What to work on =>
1 – List the universities, medical centers, and companies that the Alpha1H trial report credits as collaborators in the study.
2 – Transcribe the Alpha1H trial report word for word, everything from "Cytokine profiling shows" down to "mechanism of action.".

Hamlet BioPharma has completed the phase II clinical trial of its drug candidate Alpha1H in patients with cancer in the urinary bladder.
The final clinical study report based on extensive analyses of clinical and laboratory data highlights the potent treatment effects. All primary and secondary endpoints of safety and efficacy were reached. The final clinical report has been completed and submitted to the FDA.
“The final clinical report’s consistent efficacy outcomes and favourable safety profile are highly encouraging. The strength of the data provides compelling evidence of Alpha1H’s potential to become a much-needed proactive treatment option, and we look forward to advancing it in our regulatory discussions. We are committed to bringing this innovative therapy to patients as quickly and safely as possible. These results mark a major milestone for Hamlet BioPharma and for people with cancer in the urinary bladder. The study was made possible through close collaboration with leading universities and medical centres, including Lund University, Sweden, Motol University Hospital, Czechia and Linnane Pharma AB, whose combined expertise ensured robust design, execution, and analysis,” said Catharina Svanborg, CEO of Hamlet BioPharma.
Efficacy was formally confirmed, as 80% of tumours responded to Alpha1H, with 59% average tumour size reduction in the high-dose group.
Alpha1H reaches tumour tissue, triggers tumour cell apoptosis, and causes rapid shedding of tumour cells into the urine.
Patients who received a second round of instillations maintained clinical benefit, showing continued tumour cell death and reduction — demonstrating the treatment’s lasting efficacy, even with repeated dosing.
Cytokine profiling shows Alpha1H activates a broad immune response overlapping with BCG, the current standard of care. However, Alpha1H triggers this response more rapidly and without lasting side effects.
Advanced RNA sequencing revealed Alpha1H downregulated more than 700 of around 800 cancer-related genes, including key oncogenes like RAS and GJA1. This provides a mechanistic explanation for its unique tumour-killing profile.
No drug-related serious adverse events occurred, even after higher or repeated dosing. Mild local side effects were comparable to placebo, and no systemic effects were observed, consistent with Alpha1H’s local mechanism of action.

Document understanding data
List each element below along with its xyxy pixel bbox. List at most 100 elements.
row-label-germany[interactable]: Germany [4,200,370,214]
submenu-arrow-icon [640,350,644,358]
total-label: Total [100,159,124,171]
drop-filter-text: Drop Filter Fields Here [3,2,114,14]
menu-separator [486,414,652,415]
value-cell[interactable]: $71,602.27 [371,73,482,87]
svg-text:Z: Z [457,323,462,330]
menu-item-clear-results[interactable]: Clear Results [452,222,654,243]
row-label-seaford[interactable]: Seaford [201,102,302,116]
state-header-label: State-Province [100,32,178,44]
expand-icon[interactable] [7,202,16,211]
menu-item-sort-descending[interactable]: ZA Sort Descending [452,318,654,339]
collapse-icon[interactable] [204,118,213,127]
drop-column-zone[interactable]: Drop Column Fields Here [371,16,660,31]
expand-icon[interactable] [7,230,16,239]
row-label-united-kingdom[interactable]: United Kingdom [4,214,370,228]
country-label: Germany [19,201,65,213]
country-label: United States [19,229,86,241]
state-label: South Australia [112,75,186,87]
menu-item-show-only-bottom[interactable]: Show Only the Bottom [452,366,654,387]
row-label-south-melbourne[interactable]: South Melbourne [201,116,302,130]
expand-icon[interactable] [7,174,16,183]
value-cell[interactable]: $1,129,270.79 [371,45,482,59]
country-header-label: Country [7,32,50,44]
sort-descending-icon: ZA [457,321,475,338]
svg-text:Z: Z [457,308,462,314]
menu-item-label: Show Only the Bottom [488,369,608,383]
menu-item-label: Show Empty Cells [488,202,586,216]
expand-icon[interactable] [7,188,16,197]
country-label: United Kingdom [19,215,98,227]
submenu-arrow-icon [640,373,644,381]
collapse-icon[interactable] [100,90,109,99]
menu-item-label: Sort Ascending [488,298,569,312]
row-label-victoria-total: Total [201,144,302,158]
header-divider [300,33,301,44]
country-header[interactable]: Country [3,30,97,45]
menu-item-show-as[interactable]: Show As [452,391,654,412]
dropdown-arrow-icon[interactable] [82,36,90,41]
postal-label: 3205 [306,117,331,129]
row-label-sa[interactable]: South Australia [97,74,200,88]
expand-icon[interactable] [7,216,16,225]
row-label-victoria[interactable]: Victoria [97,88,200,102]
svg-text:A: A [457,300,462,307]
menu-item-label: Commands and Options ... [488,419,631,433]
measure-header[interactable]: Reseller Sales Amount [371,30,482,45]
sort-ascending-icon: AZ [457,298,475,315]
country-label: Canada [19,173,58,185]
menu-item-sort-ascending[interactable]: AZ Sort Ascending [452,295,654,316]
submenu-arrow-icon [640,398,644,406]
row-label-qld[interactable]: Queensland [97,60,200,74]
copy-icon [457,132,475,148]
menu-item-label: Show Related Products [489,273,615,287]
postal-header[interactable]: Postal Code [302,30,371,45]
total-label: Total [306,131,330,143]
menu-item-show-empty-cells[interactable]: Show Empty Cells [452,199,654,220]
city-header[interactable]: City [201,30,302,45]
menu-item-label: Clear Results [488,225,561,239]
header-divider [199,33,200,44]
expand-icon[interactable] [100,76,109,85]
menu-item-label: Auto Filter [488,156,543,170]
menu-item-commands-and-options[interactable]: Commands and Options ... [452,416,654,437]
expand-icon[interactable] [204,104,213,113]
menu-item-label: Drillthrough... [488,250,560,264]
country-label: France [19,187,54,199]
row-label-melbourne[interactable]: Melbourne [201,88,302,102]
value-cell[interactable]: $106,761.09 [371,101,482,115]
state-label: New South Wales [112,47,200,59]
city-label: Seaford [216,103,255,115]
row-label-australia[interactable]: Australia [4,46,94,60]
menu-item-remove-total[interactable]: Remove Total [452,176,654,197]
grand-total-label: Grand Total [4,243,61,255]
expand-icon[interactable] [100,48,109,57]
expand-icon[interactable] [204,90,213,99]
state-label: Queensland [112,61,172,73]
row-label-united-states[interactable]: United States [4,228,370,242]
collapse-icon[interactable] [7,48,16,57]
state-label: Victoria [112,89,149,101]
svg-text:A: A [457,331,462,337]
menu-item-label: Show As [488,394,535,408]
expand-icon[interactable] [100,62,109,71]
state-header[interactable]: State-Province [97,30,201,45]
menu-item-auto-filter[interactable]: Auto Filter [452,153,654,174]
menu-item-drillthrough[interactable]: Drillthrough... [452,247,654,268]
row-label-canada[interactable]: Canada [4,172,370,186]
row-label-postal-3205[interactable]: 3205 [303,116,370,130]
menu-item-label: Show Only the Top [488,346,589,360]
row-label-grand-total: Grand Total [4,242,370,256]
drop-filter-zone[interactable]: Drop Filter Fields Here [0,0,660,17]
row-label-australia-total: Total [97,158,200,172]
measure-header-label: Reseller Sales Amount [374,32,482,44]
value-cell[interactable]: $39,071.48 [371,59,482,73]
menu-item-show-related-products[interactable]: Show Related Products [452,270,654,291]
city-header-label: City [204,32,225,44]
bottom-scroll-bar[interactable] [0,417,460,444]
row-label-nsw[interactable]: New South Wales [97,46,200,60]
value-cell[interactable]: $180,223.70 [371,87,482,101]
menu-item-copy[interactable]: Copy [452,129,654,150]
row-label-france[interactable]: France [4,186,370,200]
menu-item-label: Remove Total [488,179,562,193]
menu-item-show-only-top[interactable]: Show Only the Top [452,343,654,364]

Responses in order =>
1 –
Lund University, Sweden
Motol University Hospital, Czechia
Linnane Pharma AB

2 –
Cytokine profiling shows Alpha1H activates a broad immune response overlapping with BCG, the current standard of care. However, Alpha1H triggers this response more rapidly and without lasting side effects.
Advanced RNA sequencing revealed Alpha1H downregulated more than 700 of around 800 cancer-related genes, including key oncogenes like RAS and GJA1. This provides a mechanistic explanation for its unique tumour-killing profile.
No drug-related serious adverse events occurred, even after higher or repeated dosing. Mild local side effects were comparable to placebo, and no systemic effects were observed, consistent with Alpha1H’s local mechanism of action.